> [TEXT BLOCK]
1 Introduction

Ladies and gentlemen, It’s a pleasure and an honour for me to speak here before such a distinguished audience.

Remember to look up at the stars and not down at your feet. This was advice from Stephen Hawking, the famous English physicist and author of numerous books on the cosmos. And who would want to contradict the genius?

So today I invite you to join me on a stargazing tour. If you don’t have a telescope with you, no worries. However, I should add a disclaimer here: When a couple look up at the stars, things could get romantic. When astronomers observe the stars, impressive images can come into view. When economists talk about stars, it usually gets complicated. Now you know what you’re getting into! 

I’m sure you’ve already guessed what topic I have in mind: the natural rate of interest – also known as r-star. It is a concept that economists have been grappling with for more than 125 years.[1] And it has perhaps never received more attention than in the current era of monetary policy.

From a central banker’s perspective, I would like to discuss what role r-star can and should play in the monetary policy universe. I will structure my lecture around four key questions: What is r-star and why is it of interest for monetary policy? How have estimates for r-star evolved over the past decades? What drives uncertainty about current estimates and the future evolution of r-star? What conclusions should monetary policy draw from this?

2 Definition of r-star and use for monetary policy

Let’s start with the definition. The natural rate is the real interest rate that would prevail if the economy were operating at its potential and prices were stable. R-star is commonly thought to be driven by real forces that structurally affect the balance between saving and investment. Think of technological progress and demographics, for example. This also means that r-star should, by definition, be independent of monetary policy. The latter follows from the widely held belief that monetary policy can affect real variables only temporarily, but is neutral in the long term.

> [EXTRACTED ENTRIES]
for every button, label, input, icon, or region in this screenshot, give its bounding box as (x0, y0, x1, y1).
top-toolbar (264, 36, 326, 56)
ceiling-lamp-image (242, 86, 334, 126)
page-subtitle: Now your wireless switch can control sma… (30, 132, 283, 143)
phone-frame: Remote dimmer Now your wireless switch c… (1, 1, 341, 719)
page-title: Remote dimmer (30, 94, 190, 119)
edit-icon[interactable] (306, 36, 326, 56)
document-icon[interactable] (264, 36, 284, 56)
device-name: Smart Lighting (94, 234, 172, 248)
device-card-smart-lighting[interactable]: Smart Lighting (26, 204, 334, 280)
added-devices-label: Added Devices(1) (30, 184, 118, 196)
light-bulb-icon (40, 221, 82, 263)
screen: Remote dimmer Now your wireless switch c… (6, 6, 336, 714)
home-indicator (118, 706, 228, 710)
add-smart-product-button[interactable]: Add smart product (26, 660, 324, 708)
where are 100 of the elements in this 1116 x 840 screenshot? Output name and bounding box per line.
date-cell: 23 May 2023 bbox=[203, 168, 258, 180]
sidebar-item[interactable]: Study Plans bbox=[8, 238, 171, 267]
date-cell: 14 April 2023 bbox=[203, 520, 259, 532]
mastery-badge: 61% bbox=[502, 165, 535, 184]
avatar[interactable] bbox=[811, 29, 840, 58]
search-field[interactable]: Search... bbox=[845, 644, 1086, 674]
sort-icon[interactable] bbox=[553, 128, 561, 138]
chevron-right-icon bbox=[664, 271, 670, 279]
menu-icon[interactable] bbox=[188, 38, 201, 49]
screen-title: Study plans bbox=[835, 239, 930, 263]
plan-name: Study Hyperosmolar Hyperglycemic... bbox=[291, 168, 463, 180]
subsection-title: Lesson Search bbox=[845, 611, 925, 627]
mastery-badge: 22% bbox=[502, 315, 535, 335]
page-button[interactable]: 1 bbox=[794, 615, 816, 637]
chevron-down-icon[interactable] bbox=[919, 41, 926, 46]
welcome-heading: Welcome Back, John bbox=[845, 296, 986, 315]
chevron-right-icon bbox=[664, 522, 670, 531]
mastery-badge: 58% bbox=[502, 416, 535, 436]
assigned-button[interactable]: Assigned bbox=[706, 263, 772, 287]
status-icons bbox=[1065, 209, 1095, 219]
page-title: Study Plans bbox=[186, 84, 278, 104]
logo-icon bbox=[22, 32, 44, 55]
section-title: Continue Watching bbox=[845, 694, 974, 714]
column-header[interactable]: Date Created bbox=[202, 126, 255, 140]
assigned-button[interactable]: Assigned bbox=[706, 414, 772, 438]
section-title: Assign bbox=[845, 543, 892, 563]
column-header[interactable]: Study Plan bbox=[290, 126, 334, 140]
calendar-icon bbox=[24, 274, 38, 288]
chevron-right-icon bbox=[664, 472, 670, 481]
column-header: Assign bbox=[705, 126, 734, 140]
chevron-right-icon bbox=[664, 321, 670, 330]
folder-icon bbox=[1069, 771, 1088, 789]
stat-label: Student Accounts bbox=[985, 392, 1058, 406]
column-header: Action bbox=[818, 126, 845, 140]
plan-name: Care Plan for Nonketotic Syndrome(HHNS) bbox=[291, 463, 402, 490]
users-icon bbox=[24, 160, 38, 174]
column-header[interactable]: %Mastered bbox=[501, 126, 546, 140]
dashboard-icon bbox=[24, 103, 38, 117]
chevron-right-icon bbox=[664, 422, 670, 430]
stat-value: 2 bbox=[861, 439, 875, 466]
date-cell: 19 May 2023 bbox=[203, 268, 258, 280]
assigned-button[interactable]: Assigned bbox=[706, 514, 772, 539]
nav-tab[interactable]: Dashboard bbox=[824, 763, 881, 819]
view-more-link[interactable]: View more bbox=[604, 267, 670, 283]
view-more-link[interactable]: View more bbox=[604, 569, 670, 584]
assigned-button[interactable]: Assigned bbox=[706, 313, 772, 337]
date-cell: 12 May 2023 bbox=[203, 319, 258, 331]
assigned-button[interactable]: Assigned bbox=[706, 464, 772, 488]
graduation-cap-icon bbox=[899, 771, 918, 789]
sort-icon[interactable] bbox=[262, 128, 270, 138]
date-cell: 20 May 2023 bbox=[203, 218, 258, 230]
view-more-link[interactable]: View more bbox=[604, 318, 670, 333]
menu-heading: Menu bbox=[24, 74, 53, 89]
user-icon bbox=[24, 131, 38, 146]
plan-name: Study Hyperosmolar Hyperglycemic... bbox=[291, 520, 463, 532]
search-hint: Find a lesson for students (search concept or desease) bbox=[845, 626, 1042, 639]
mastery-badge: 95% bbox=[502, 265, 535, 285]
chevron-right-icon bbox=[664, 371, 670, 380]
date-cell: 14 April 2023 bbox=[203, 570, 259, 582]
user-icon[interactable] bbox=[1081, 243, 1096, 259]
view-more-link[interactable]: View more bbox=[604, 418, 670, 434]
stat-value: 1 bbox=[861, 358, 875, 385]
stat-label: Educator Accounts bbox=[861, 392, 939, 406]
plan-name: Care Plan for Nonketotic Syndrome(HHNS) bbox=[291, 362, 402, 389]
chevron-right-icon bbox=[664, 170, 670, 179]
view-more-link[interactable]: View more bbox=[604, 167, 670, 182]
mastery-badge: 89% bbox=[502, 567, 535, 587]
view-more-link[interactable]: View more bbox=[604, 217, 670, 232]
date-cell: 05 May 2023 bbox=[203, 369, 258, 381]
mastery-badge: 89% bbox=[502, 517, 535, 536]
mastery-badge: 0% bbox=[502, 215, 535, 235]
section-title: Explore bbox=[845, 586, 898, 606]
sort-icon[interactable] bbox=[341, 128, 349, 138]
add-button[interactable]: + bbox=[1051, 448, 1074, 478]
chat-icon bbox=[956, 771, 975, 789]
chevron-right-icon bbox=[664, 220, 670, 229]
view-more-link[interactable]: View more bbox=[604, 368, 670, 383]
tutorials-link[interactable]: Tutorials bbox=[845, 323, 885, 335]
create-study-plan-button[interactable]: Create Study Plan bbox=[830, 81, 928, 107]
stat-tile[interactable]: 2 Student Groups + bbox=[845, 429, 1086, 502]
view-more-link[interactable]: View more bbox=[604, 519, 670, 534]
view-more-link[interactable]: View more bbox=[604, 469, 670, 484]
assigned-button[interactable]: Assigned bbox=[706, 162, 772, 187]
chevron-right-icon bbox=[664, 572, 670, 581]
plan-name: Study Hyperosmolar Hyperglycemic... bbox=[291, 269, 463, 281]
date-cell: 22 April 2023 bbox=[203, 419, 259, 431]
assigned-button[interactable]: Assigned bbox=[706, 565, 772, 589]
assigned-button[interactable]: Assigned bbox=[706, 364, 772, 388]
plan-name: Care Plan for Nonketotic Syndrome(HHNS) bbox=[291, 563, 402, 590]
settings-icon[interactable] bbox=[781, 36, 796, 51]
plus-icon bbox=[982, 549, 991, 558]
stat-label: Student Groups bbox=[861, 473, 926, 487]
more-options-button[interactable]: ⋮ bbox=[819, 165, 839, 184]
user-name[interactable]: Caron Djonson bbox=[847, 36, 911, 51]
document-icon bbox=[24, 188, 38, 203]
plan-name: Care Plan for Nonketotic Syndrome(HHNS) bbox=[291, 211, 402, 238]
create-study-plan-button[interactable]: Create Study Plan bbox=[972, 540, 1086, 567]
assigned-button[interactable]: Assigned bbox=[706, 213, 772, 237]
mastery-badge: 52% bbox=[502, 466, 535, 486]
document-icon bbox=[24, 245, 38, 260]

> [TASKS]
A - In the speech on the natural rate of interest, reproduce the part that opens with "So today I invite" and closes with "you’re getting into!", swapping each occurrence of "stars" for "planets".
B - List the key questions around which the speaker says the lecture on the natural rate of interest will be structured.

> [ANSWERS BELOW]
A -
So today I invite you to join me on a stargazing tour. If you don’t have a telescope with you, no worries. However, I should add a disclaimer here: When a couple look up at the planets, things could get romantic. When astronomers observe the planets, impressive images can come into view. When economists talk about planets, it usually gets complicated. Now you know what you’re getting into!

B -
- What is r-star and why is it of interest for monetary policy?
- How have estimates for r-star evolved over the past decades?
- What drives uncertainty about current estimates and the future evolution of r-star?
- What conclusions should monetary policy draw from this?